▶ Task
What follows is a set of entries. Repeat them exactly, but not their pictures.

[Some records]
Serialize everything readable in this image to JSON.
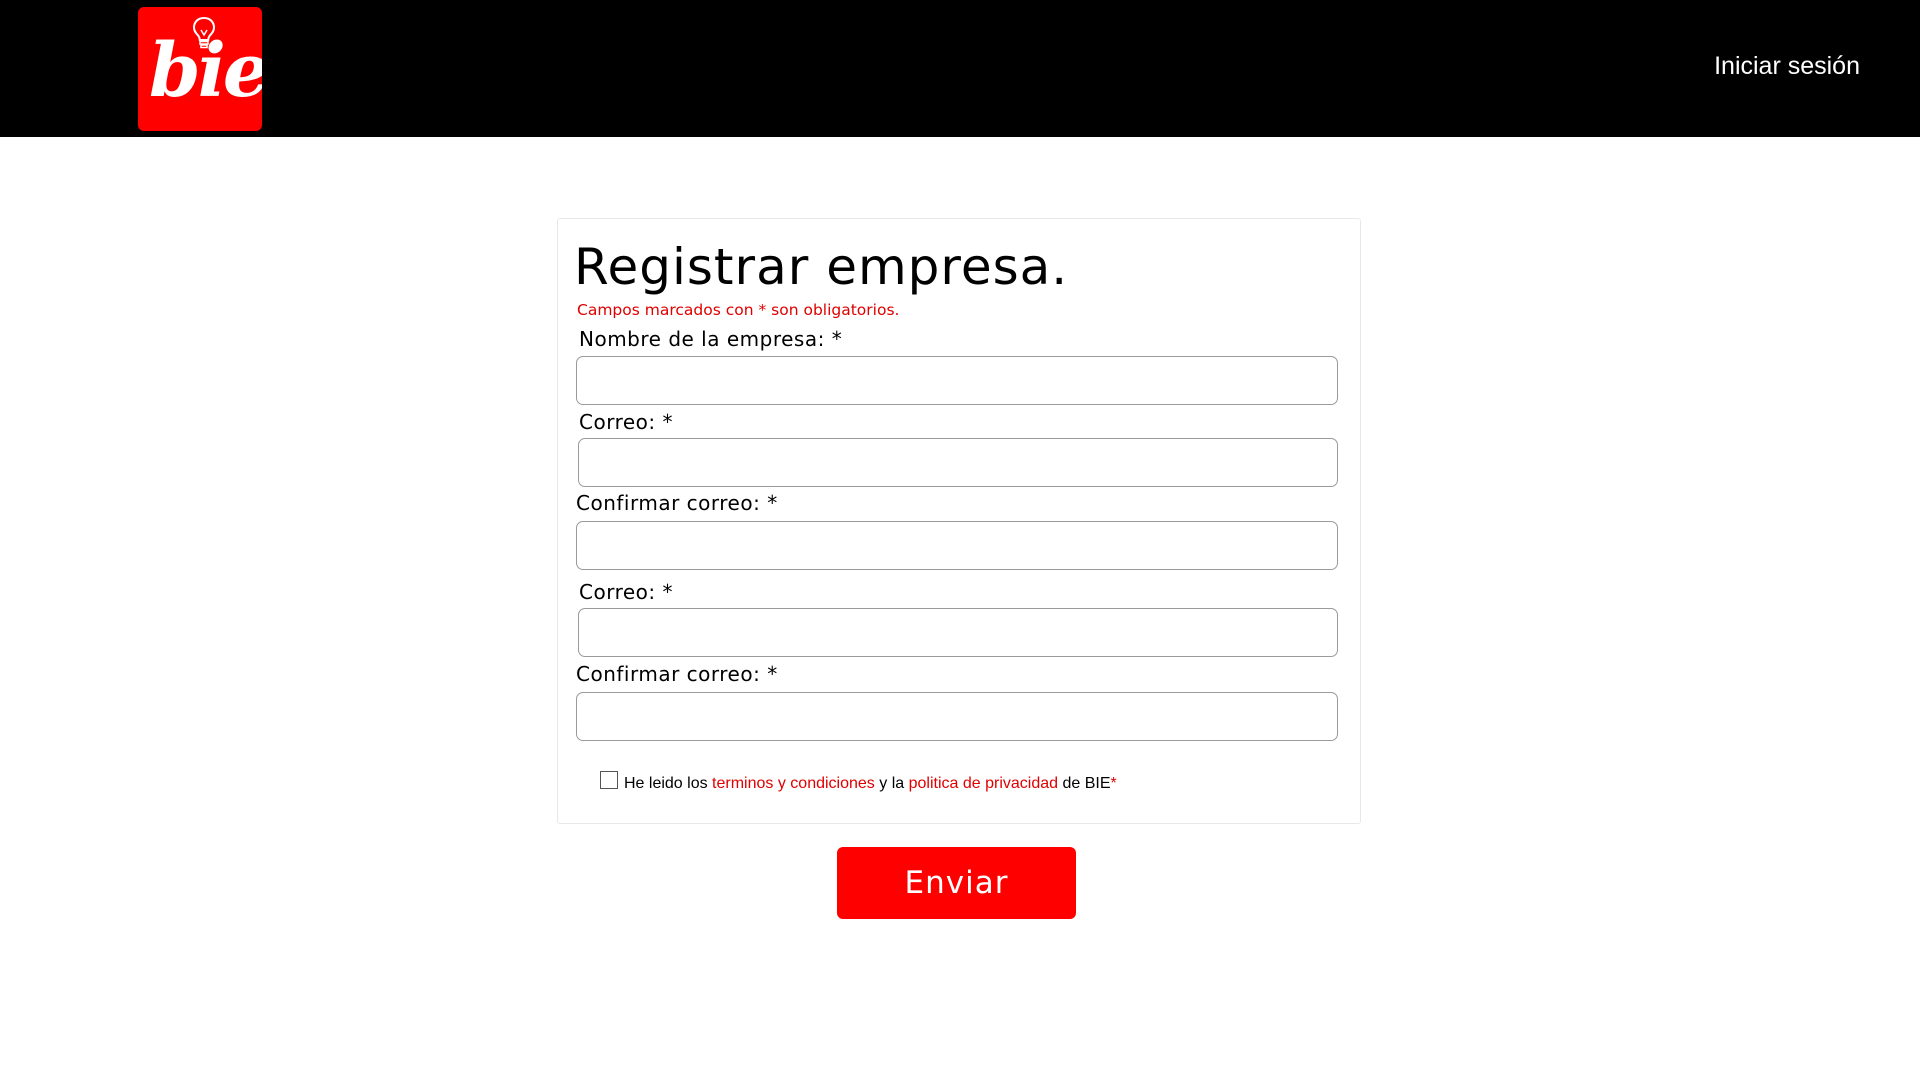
{
  "header": {
    "logo_text": "bie",
    "logo_icon": "lightbulb-icon",
    "login_label": "Iniciar sesión",
    "colors": {
      "bar": "#000000",
      "brand": "#ff0000"
    }
  },
  "form": {
    "title": "Registrar empresa.",
    "required_note": "Campos marcados con * son obligatorios.",
    "fields": [
      {
        "label": "Nombre de la empresa: *",
        "value": ""
      },
      {
        "label": "Correo: *",
        "value": ""
      },
      {
        "label": "Confirmar correo: *",
        "value": ""
      },
      {
        "label": "Correo: *",
        "value": ""
      },
      {
        "label": "Confirmar correo: *",
        "value": ""
      }
    ],
    "terms": {
      "checked": false,
      "prefix": "He leido los ",
      "terms_link": "terminos y condiciones",
      "middle": " y la ",
      "privacy_link": "politica de privacidad",
      "suffix": " de BIE",
      "required_mark": "*"
    },
    "submit_label": "Enviar"
  }
}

▶ Result of the exercise
Serialize everything readable in this image to JSON.
{
  "header": {
    "logo_text": "bie",
    "logo_icon": "lightbulb-icon",
    "login_label": "Iniciar sesión",
    "colors": {
      "bar": "#000000",
      "brand": "#ff0000"
    }
  },
  "form": {
    "title": "Registrar empresa.",
    "required_note": "Campos marcados con * son obligatorios.",
    "fields": [
      {
        "label": "Nombre de la empresa: *",
        "value": ""
      },
      {
        "label": "Correo: *",
        "value": ""
      },
      {
        "label": "Confirmar correo: *",
        "value": ""
      },
      {
        "label": "Correo: *",
        "value": ""
      },
      {
        "label": "Confirmar correo: *",
        "value": ""
      }
    ],
    "terms": {
      "checked": false,
      "prefix": "He leido los ",
      "terms_link": "terminos y condiciones",
      "middle": " y la ",
      "privacy_link": "politica de privacidad",
      "suffix": " de BIE",
      "required_mark": "*"
    },
    "submit_label": "Enviar"
  }
}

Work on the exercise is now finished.